Dataset entries:
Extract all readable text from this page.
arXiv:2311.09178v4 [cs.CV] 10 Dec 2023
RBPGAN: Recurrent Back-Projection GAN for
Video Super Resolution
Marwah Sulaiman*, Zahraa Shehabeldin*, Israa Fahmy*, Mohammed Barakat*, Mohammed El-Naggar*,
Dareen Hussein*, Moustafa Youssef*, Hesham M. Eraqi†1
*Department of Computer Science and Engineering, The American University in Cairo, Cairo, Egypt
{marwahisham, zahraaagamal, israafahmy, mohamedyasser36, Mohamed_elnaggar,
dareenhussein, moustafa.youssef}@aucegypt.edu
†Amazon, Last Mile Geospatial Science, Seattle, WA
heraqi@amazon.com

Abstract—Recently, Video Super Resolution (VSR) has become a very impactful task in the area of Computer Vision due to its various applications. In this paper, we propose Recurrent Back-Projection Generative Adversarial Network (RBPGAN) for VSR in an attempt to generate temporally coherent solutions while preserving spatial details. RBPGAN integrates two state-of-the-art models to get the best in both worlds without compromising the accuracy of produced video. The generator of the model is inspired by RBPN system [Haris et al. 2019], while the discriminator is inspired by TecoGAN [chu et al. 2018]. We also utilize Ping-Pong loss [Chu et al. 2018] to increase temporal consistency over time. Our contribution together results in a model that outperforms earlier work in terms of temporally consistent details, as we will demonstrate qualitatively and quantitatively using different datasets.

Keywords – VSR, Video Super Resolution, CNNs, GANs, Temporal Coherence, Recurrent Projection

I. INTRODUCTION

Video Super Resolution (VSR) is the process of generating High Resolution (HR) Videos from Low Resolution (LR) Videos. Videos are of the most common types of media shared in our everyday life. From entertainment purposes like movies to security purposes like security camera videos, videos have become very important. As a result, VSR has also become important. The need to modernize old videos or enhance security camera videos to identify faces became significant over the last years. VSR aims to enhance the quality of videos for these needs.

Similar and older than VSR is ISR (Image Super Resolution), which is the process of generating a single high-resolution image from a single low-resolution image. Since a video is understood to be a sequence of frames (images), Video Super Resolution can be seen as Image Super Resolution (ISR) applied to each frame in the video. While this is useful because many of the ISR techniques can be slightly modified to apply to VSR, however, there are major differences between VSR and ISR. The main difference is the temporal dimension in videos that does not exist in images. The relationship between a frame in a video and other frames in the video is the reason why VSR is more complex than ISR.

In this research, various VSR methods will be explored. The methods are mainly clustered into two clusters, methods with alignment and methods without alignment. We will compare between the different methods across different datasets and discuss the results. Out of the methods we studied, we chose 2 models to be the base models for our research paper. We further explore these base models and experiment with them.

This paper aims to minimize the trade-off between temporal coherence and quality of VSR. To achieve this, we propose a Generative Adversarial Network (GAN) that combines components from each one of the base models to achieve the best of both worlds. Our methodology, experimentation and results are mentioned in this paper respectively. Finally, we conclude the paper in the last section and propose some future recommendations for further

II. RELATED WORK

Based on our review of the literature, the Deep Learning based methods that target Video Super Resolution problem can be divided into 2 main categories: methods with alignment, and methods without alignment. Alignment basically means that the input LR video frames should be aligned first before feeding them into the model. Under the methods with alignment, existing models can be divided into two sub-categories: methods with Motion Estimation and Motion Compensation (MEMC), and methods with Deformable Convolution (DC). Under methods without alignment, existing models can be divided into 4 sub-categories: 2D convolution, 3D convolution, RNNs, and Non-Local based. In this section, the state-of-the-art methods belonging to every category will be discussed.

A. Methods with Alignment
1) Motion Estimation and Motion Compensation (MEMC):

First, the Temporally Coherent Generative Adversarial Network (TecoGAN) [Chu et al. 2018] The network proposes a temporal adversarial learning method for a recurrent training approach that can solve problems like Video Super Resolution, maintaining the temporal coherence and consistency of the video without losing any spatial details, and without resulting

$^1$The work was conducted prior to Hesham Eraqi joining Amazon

*What you have to do:*
Repeat every line of the material exactly as given.

*Solution for this problem:*
Extract all readable text from this page.
arXiv:2311.09178v4 [cs.CV] 10 Dec 2023
RBPGAN: Recurrent Back-Projection GAN for
Video Super Resolution
Marwah Sulaiman*, Zahraa Shehabeldin*, Israa Fahmy*, Mohammed Barakat*, Mohammed El-Naggar*,
Dareen Hussein*, Moustafa Youssef*, Hesham M. Eraqi†1
*Department of Computer Science and Engineering, The American University in Cairo, Cairo, Egypt
{marwahisham, zahraaagamal, israafahmy, mohamedyasser36, Mohamed_elnaggar,
dareenhussein, moustafa.youssef}@aucegypt.edu
†Amazon, Last Mile Geospatial Science, Seattle, WA
heraqi@amazon.com

Abstract—Recently, Video Super Resolution (VSR) has become a very impactful task in the area of Computer Vision due to its various applications. In this paper, we propose Recurrent Back-Projection Generative Adversarial Network (RBPGAN) for VSR in an attempt to generate temporally coherent solutions while preserving spatial details. RBPGAN integrates two state-of-the-art models to get the best in both worlds without compromising the accuracy of produced video. The generator of the model is inspired by RBPN system [Haris et al. 2019], while the discriminator is inspired by TecoGAN [chu et al. 2018]. We also utilize Ping-Pong loss [Chu et al. 2018] to increase temporal consistency over time. Our contribution together results in a model that outperforms earlier work in terms of temporally consistent details, as we will demonstrate qualitatively and quantitatively using different datasets.

Keywords – VSR, Video Super Resolution, CNNs, GANs, Temporal Coherence, Recurrent Projection

I. INTRODUCTION

Video Super Resolution (VSR) is the process of generating High Resolution (HR) Videos from Low Resolution (LR) Videos. Videos are of the most common types of media shared in our everyday life. From entertainment purposes like movies to security purposes like security camera videos, videos have become very important. As a result, VSR has also become important. The need to modernize old videos or enhance security camera videos to identify faces became significant over the last years. VSR aims to enhance the quality of videos for these needs.

Similar and older than VSR is ISR (Image Super Resolution), which is the process of generating a single high-resolution image from a single low-resolution image. Since a video is understood to be a sequence of frames (images), Video Super Resolution can be seen as Image Super Resolution (ISR) applied to each frame in the video. While this is useful because many of the ISR techniques can be slightly modified to apply to VSR, however, there are major differences between VSR and ISR. The main difference is the temporal dimension in videos that does not exist in images. The relationship between a frame in a video and other frames in the video is the reason why VSR is more complex than ISR.

In this research, various VSR methods will be explored. The methods are mainly clustered into two clusters, methods with alignment and methods without alignment. We will compare between the different methods across different datasets and discuss the results. Out of the methods we studied, we chose 2 models to be the base models for our research paper. We further explore these base models and experiment with them.

This paper aims to minimize the trade-off between temporal coherence and quality of VSR. To achieve this, we propose a Generative Adversarial Network (GAN) that combines components from each one of the base models to achieve the best of both worlds. Our methodology, experimentation and results are mentioned in this paper respectively. Finally, we conclude the paper in the last section and propose some future recommendations for further

II. RELATED WORK

Based on our review of the literature, the Deep Learning based methods that target Video Super Resolution problem can be divided into 2 main categories: methods with alignment, and methods without alignment. Alignment basically means that the input LR video frames should be aligned first before feeding them into the model. Under the methods with alignment, existing models can be divided into two sub-categories: methods with Motion Estimation and Motion Compensation (MEMC), and methods with Deformable Convolution (DC). Under methods without alignment, existing models can be divided into 4 sub-categories: 2D convolution, 3D convolution, RNNs, and Non-Local based. In this section, the state-of-the-art methods belonging to every category will be discussed.

A. Methods with Alignment
1) Motion Estimation and Motion Compensation (MEMC):

First, the Temporally Coherent Generative Adversarial Network (TecoGAN) [Chu et al. 2018] The network proposes a temporal adversarial learning method for a recurrent training approach that can solve problems like Video Super Resolution, maintaining the temporal coherence and consistency of the video without losing any spatial details, and without resulting

$^1$The work was conducted prior to Hesham Eraqi joining Amazon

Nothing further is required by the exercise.